**EXERCISE BRIEF:**
Put every line of the items below into a JSON list of strings, one string per line, skipping any blank lines.

**DATASET EXCERPTS:**
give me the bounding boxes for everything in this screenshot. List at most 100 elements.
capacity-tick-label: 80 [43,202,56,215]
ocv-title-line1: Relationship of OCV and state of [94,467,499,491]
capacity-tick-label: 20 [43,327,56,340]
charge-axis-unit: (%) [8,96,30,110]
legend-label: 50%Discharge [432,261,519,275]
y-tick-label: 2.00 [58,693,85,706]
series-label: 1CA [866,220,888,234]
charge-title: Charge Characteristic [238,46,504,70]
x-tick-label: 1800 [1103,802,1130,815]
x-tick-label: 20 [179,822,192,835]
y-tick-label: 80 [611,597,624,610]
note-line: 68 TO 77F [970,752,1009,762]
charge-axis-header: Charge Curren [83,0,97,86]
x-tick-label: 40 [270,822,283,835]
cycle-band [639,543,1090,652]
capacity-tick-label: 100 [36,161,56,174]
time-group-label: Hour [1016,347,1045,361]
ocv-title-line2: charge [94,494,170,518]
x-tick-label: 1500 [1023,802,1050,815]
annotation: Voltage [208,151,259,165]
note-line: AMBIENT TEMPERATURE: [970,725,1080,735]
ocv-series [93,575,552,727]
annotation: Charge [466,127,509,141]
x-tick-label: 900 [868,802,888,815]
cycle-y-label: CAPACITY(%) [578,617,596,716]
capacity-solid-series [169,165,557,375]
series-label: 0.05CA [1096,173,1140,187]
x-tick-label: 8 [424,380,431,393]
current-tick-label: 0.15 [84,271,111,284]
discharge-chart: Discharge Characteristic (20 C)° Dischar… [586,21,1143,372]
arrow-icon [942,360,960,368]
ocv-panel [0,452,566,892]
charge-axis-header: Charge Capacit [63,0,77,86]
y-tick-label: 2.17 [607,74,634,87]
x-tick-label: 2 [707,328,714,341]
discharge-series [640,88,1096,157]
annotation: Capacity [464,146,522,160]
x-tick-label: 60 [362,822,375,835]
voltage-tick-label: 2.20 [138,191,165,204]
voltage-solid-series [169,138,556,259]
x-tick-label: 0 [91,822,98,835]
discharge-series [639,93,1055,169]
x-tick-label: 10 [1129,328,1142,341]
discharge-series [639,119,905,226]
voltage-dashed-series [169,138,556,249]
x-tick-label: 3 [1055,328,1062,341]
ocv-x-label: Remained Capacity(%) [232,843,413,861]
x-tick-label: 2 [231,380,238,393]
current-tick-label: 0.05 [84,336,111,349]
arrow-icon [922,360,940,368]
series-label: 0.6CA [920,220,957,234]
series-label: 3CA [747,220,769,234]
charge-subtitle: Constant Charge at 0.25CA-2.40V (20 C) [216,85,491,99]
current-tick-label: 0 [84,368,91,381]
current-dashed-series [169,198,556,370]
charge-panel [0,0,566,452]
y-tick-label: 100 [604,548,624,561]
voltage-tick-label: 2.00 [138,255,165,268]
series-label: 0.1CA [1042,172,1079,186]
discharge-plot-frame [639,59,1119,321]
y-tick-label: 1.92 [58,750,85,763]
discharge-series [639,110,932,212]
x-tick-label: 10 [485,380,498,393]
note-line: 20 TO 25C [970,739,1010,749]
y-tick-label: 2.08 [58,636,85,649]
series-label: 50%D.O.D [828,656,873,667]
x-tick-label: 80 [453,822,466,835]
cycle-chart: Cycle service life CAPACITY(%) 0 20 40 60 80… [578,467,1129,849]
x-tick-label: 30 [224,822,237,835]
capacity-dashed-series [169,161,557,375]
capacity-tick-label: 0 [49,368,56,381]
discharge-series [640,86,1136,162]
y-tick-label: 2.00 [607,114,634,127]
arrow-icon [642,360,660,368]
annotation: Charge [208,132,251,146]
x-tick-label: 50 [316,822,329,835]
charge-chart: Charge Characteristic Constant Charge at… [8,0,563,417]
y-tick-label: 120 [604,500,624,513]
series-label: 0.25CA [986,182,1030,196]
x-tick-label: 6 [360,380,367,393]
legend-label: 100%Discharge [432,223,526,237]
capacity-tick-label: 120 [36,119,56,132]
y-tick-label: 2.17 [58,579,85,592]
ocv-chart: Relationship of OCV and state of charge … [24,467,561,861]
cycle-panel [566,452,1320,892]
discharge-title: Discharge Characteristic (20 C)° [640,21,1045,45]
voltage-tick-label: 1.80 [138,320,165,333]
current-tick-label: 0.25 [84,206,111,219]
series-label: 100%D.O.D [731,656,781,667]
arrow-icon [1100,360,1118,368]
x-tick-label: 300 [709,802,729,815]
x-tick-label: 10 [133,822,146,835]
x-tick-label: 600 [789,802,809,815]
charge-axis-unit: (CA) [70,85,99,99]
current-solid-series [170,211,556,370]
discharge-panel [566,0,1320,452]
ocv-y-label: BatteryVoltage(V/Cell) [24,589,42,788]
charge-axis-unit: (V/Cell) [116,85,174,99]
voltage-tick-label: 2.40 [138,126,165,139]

**CORRECT OUTPUT:**
[
  "give me the bounding boxes for everything in this screenshot. List at most 100 elements.",
  "capacity-tick-label: 80 [43,202,56,215]",
  "ocv-title-line1: Relationship of OCV and state of [94,467,499,491]",
  "capacity-tick-label: 20 [43,327,56,340]",
  "charge-axis-unit: (%) [8,96,30,110]",
  "legend-label: 50%Discharge [432,261,519,275]",
  "y-tick-label: 2.00 [58,693,85,706]",
  "series-label: 1CA [866,220,888,234]",
  "charge-title: Charge Characteristic [238,46,504,70]",
  "x-tick-label: 1800 [1103,802,1130,815]",
  "x-tick-label: 20 [179,822,192,835]",
  "y-tick-label: 80 [611,597,624,610]",
  "note-line: 68 TO 77F [970,752,1009,762]",
  "charge-axis-header: Charge Curren [83,0,97,86]",
  "x-tick-label: 40 [270,822,283,835]",
  "cycle-band [639,543,1090,652]",
  "capacity-tick-label: 100 [36,161,56,174]",
  "time-group-label: Hour [1016,347,1045,361]",
  "ocv-title-line2: charge [94,494,170,518]",
  "x-tick-label: 1500 [1023,802,1050,815]",
  "annotation: Voltage [208,151,259,165]",
  "note-line: AMBIENT TEMPERATURE: [970,725,1080,735]",
  "ocv-series [93,575,552,727]",
  "annotation: Charge [466,127,509,141]",
  "x-tick-label: 900 [868,802,888,815]",
  "cycle-y-label: CAPACITY(%) [578,617,596,716]",
  "capacity-solid-series [169,165,557,375]",
  "series-label: 0.05CA [1096,173,1140,187]",
  "x-tick-label: 8 [424,380,431,393]",
  "current-tick-label: 0.15 [84,271,111,284]",
  "discharge-chart: Discharge Characteristic (20 C)° Dischar… [586,21,1143,372]",
  "arrow-icon [942,360,960,368]",
  "ocv-panel [0,452,566,892]",
  "charge-axis-header: Charge Capacit [63,0,77,86]",
  "y-tick-label: 2.17 [607,74,634,87]",
  "x-tick-label: 2 [707,328,714,341]",
  "discharge-series [640,88,1096,157]",
  "annotation: Capacity [464,146,522,160]",
  "x-tick-label: 60 [362,822,375,835]",
  "voltage-tick-label: 2.20 [138,191,165,204]",
  "voltage-solid-series [169,138,556,259]",
  "x-tick-label: 0 [91,822,98,835]",
  "discharge-series [639,93,1055,169]",
  "x-tick-label: 10 [1129,328,1142,341]",
  "discharge-series [639,119,905,226]",
  "voltage-dashed-series [169,138,556,249]",
  "x-tick-label: 3 [1055,328,1062,341]",
  "ocv-x-label: Remained Capacity(%) [232,843,413,861]",
  "x-tick-label: 2 [231,380,238,393]",
  "current-tick-label: 0.05 [84,336,111,349]",
  "arrow-icon [922,360,940,368]",
  "series-label: 0.6CA [920,220,957,234]",
  "series-label: 3CA [747,220,769,234]",
  "charge-subtitle: Constant Charge at 0.25CA-2.40V (20 C) [216,85,491,99]",
  "current-tick-label: 0 [84,368,91,381]",
  "current-dashed-series [169,198,556,370]",
  "charge-panel [0,0,566,452]",
  "y-tick-label: 100 [604,548,624,561]",
  "voltage-tick-label: 2.00 [138,255,165,268]",
  "series-label: 0.1CA [1042,172,1079,186]",
  "discharge-plot-frame [639,59,1119,321]",
  "y-tick-label: 1.92 [58,750,85,763]",
  "discharge-series [639,110,932,212]",
  "x-tick-label: 10 [485,380,498,393]",
  "note-line: 20 TO 25C [970,739,1010,749]",
  "y-tick-label: 2.08 [58,636,85,649]",
  "series-label: 50%D.O.D [828,656,873,667]",
  "x-tick-label: 80 [453,822,466,835]",
  "cycle-chart: Cycle service life CAPACITY(%) 0 20 40 60 80… [578,467,1129,849]",
  "x-tick-label: 30 [224,822,237,835]",
  "capacity-dashed-series [169,161,557,375]",
  "capacity-tick-label: 0 [49,368,56,381]",
  "discharge-series [640,86,1136,162]",
  "y-tick-label: 2.00 [607,114,634,127]",
  "arrow-icon [642,360,660,368]",
  "annotation: Charge [208,132,251,146]",
  "x-tick-label: 50 [316,822,329,835]",
  "charge-chart: Charge Characteristic Constant Charge at… [8,0,563,417]",
  "y-tick-label: 120 [604,500,624,513]",
  "series-label: 0.25CA [986,182,1030,196]",
  "x-tick-label: 6 [360,380,367,393]",
  "legend-label: 100%Discharge [432,223,526,237]",
  "capacity-tick-label: 120 [36,119,56,132]",
  "y-tick-label: 2.17 [58,579,85,592]",
  "ocv-chart: Relationship of OCV and state of charge … [24,467,561,861]",
  "cycle-panel [566,452,1320,892]",
  "discharge-title: Discharge Characteristic (20 C)° [640,21,1045,45]",
  "voltage-tick-label: 1.80 [138,320,165,333]",
  "current-tick-label: 0.25 [84,206,111,219]",
  "series-label: 100%D.O.D [731,656,781,667]",
  "arrow-icon [1100,360,1118,368]",
  "x-tick-label: 300 [709,802,729,815]",
  "x-tick-label: 10 [133,822,146,835]",
  "x-tick-label: 600 [789,802,809,815]",
  "charge-axis-unit: (CA) [70,85,99,99]",
  "current-solid-series [170,211,556,370]",
  "discharge-panel [566,0,1320,452]",
  "ocv-y-label: BatteryVoltage(V/Cell) [24,589,42,788]",
  "charge-axis-unit: (V/Cell) [116,85,174,99]",
  "voltage-tick-label: 2.40 [138,126,165,139]"
]